(What is expected):
Show, in full, each line of the data that contains "date".

## begin Excerpted data

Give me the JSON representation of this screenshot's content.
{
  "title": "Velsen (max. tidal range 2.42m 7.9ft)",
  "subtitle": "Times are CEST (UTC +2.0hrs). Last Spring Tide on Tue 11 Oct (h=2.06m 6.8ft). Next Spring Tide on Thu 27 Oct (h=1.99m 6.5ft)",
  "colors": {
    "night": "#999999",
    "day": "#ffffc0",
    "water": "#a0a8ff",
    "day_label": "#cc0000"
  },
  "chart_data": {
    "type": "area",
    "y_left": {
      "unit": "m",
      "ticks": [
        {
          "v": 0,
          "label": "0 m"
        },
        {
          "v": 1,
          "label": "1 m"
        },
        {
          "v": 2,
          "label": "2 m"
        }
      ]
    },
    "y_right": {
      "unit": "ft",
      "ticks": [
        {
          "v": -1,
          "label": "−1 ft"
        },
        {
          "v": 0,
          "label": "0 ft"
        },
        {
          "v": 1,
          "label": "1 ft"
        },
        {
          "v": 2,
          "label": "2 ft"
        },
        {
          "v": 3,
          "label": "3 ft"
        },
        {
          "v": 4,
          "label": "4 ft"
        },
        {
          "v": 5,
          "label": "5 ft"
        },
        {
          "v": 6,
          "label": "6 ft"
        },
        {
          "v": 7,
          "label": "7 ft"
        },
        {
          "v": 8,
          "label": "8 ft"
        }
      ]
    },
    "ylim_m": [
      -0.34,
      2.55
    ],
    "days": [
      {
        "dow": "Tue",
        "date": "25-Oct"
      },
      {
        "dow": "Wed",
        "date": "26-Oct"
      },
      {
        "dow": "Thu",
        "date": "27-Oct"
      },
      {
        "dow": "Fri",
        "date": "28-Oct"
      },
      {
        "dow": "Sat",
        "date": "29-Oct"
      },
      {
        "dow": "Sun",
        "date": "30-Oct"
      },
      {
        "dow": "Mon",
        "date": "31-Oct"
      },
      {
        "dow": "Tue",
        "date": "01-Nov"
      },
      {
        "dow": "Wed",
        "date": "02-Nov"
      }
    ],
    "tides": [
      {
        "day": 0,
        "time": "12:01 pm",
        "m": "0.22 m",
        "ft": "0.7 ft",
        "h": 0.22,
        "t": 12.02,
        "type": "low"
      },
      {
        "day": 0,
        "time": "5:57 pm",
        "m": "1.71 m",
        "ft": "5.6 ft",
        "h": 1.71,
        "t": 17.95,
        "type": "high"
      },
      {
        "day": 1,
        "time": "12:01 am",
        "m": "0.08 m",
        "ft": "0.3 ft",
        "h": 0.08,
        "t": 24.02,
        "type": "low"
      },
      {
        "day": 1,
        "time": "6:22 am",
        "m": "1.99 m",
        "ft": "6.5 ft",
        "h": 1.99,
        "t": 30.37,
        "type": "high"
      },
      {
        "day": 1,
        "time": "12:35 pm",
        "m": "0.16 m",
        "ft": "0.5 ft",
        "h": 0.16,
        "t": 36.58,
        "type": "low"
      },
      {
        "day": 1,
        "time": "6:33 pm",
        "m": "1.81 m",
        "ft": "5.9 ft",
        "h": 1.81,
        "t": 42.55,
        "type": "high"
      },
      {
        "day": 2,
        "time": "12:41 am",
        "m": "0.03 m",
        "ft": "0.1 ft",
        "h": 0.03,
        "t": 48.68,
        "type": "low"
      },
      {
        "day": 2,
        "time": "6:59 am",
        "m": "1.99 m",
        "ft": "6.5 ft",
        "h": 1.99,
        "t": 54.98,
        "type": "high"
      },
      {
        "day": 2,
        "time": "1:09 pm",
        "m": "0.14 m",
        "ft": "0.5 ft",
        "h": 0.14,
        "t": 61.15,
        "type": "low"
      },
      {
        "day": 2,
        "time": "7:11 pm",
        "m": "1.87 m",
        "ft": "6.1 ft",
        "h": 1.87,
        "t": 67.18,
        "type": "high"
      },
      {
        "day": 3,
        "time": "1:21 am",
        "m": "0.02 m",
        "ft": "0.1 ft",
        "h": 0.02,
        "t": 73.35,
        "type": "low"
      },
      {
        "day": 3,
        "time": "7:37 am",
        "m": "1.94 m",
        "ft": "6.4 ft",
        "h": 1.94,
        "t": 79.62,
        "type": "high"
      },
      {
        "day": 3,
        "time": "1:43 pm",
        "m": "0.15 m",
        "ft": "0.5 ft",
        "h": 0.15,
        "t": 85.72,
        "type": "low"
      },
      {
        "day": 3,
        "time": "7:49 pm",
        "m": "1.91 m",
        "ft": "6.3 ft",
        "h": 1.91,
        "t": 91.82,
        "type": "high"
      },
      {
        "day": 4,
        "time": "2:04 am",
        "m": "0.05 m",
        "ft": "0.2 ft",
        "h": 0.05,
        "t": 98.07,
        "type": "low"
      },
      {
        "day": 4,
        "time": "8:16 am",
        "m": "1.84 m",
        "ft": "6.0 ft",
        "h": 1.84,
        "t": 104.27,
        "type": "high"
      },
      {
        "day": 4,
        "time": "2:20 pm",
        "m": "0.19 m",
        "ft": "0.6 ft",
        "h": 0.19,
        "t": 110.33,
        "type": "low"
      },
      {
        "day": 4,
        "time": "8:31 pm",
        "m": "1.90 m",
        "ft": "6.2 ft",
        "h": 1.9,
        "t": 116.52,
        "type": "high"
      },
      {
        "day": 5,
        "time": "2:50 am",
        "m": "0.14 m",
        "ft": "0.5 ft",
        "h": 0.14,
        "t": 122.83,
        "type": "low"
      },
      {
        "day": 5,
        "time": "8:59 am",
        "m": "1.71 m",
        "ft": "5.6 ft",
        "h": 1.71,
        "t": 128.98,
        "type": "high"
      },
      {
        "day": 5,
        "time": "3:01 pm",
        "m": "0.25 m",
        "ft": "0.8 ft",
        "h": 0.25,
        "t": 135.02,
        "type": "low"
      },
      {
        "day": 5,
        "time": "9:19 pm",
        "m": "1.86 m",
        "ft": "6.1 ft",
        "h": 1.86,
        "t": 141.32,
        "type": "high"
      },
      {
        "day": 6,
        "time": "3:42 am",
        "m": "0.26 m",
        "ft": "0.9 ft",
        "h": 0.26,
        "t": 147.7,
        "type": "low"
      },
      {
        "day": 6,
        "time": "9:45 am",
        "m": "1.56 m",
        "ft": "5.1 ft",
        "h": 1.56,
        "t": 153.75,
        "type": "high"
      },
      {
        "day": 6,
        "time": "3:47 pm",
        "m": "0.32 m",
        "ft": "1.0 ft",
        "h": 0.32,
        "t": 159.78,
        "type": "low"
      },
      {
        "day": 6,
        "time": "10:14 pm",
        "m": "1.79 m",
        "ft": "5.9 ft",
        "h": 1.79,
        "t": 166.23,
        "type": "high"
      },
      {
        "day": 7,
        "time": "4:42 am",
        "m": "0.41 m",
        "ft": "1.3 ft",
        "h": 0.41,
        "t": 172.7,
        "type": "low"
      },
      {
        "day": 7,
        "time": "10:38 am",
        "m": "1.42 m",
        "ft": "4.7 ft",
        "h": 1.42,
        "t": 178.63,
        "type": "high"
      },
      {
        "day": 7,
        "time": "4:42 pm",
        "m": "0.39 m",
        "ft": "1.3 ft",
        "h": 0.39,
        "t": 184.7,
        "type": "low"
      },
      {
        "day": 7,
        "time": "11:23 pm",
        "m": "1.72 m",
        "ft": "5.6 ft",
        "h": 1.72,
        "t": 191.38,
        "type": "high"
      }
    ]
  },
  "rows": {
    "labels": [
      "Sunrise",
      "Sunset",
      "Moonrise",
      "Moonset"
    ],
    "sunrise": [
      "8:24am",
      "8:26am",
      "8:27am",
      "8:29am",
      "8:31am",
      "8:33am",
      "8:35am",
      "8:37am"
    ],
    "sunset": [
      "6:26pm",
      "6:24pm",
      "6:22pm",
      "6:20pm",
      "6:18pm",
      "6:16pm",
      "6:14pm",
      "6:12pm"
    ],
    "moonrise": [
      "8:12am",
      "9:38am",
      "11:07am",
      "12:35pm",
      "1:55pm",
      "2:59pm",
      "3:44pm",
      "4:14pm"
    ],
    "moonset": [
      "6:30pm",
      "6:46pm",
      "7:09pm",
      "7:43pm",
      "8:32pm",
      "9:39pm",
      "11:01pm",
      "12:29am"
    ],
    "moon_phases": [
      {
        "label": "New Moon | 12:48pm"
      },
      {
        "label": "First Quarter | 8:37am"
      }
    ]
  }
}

## end Excerpted data

(Response to the exercise):
        "date": "25-Oct"
        "date": "26-Oct"
        "date": "27-Oct"
        "date": "28-Oct"
        "date": "29-Oct"
        "date": "30-Oct"
        "date": "31-Oct"
        "date": "01-Nov"
        "date": "02-Nov"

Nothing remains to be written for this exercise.